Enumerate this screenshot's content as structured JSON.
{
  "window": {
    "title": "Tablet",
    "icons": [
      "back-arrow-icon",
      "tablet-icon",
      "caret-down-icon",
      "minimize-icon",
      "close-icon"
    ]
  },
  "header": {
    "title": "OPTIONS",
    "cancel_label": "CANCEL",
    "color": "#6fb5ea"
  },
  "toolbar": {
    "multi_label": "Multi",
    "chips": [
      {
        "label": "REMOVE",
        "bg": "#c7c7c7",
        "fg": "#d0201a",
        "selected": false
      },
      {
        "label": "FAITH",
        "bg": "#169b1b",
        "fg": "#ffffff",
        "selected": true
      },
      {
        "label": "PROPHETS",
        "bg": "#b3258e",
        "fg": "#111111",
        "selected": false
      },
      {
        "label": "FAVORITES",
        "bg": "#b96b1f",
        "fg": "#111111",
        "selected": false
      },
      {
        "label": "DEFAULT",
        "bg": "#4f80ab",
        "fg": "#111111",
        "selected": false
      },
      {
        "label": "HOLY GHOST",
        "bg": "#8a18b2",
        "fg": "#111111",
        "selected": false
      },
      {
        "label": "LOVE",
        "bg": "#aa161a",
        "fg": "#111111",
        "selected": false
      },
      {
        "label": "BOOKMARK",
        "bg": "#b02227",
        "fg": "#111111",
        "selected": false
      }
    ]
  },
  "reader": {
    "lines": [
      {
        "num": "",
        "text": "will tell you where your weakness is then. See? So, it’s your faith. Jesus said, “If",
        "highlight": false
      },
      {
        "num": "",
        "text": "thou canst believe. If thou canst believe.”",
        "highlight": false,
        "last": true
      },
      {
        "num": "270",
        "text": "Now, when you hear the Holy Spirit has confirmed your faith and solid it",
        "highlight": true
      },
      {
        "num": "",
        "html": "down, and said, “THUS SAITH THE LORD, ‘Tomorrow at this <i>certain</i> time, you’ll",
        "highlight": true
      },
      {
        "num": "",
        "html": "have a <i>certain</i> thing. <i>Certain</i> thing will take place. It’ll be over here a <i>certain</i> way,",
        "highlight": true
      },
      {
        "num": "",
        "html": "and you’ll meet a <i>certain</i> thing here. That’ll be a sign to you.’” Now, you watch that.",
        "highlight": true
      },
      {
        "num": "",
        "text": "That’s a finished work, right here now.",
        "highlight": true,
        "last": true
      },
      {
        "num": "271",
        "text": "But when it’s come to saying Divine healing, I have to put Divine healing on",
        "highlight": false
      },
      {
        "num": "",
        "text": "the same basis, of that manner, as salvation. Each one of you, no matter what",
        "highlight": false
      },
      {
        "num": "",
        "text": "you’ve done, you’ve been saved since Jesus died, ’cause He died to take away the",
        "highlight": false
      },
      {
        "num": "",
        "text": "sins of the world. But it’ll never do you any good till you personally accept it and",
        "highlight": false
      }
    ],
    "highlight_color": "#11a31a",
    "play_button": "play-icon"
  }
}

========================================

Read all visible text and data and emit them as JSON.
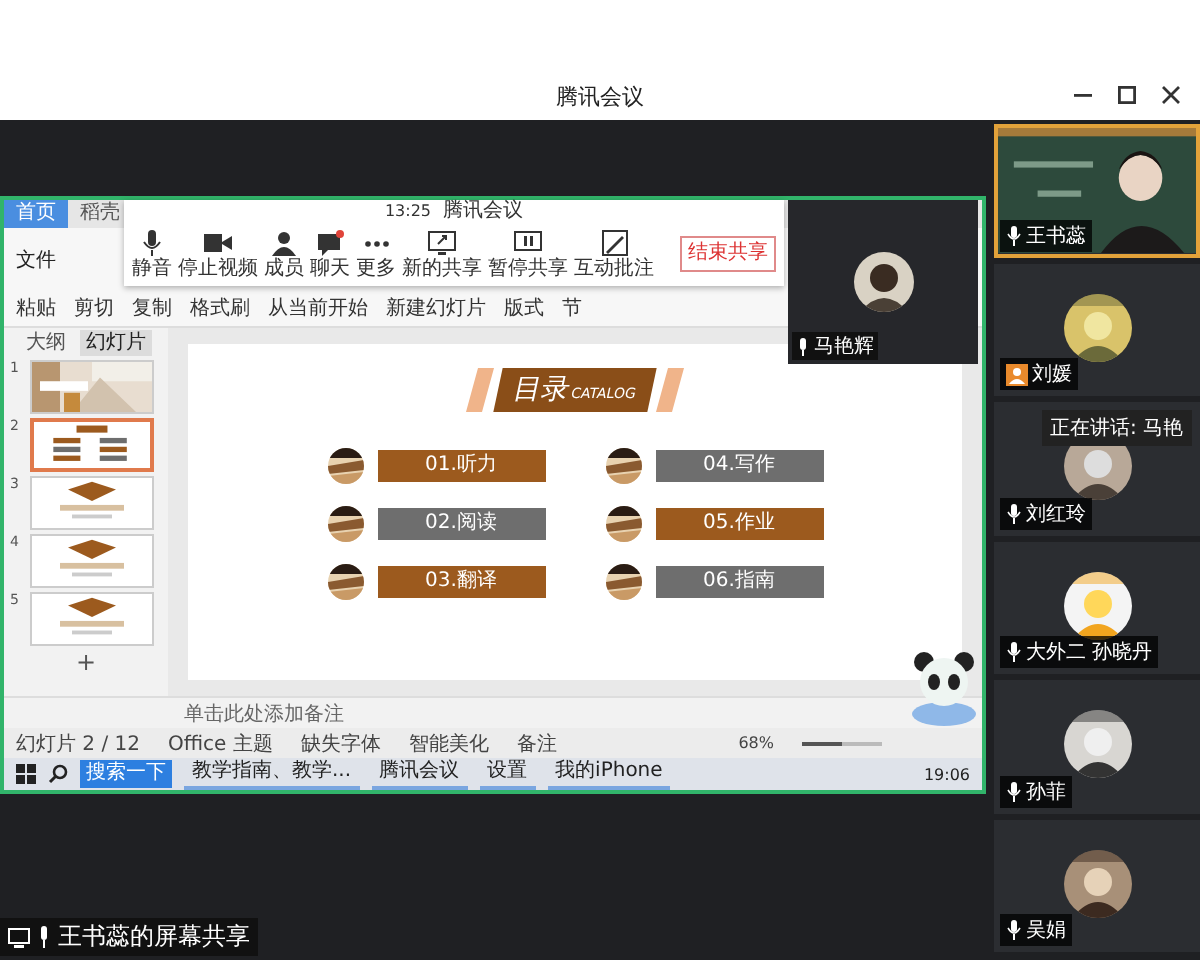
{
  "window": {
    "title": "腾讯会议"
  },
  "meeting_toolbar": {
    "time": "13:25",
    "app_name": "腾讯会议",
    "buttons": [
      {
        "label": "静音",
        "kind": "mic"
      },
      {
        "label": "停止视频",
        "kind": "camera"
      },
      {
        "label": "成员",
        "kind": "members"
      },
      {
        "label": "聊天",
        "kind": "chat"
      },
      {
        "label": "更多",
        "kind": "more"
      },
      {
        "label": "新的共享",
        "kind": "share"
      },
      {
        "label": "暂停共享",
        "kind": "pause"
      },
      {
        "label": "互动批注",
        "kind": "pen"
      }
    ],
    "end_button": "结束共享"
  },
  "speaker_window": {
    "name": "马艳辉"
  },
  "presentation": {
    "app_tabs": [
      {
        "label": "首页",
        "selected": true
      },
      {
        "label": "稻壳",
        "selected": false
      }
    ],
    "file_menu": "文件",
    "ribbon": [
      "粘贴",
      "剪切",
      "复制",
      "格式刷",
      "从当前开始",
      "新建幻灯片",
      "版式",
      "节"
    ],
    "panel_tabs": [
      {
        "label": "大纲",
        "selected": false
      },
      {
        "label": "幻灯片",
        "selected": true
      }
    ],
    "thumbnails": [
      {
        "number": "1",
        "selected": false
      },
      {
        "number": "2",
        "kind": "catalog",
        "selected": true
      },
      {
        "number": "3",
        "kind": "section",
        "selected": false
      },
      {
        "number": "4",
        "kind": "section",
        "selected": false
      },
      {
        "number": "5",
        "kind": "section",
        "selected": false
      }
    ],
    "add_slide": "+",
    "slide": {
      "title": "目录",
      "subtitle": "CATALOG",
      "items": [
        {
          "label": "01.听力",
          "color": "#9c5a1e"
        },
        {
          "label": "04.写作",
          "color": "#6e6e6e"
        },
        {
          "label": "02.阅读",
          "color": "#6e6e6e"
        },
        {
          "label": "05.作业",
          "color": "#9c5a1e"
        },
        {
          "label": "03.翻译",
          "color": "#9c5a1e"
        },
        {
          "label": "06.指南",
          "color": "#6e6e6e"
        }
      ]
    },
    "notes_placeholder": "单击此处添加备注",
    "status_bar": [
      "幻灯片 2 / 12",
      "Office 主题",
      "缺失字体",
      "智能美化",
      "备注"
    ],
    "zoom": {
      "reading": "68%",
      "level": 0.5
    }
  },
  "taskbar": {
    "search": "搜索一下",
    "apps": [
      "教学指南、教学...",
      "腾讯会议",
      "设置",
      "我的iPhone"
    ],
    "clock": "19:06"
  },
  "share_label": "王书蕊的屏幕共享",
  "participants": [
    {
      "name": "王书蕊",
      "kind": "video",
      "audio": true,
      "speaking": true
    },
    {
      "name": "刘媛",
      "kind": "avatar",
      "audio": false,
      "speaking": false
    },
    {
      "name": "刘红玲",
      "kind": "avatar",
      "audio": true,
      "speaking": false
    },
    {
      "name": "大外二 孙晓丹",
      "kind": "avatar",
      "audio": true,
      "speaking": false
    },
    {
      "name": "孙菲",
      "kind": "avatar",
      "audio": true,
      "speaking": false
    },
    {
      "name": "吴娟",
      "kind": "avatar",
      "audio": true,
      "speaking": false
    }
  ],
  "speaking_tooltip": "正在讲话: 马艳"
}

========================================

• [EXERCISE PROMPT] Search the records above for the string "this". Copy every line that contains it.

• [CORRECT RESPONSE]
Enumerate this screenshot's content as structured JSON.
        "html": "down, and said, “THUS SAITH THE LORD, ‘Tomorrow at this <i>certain</i> time, you’ll",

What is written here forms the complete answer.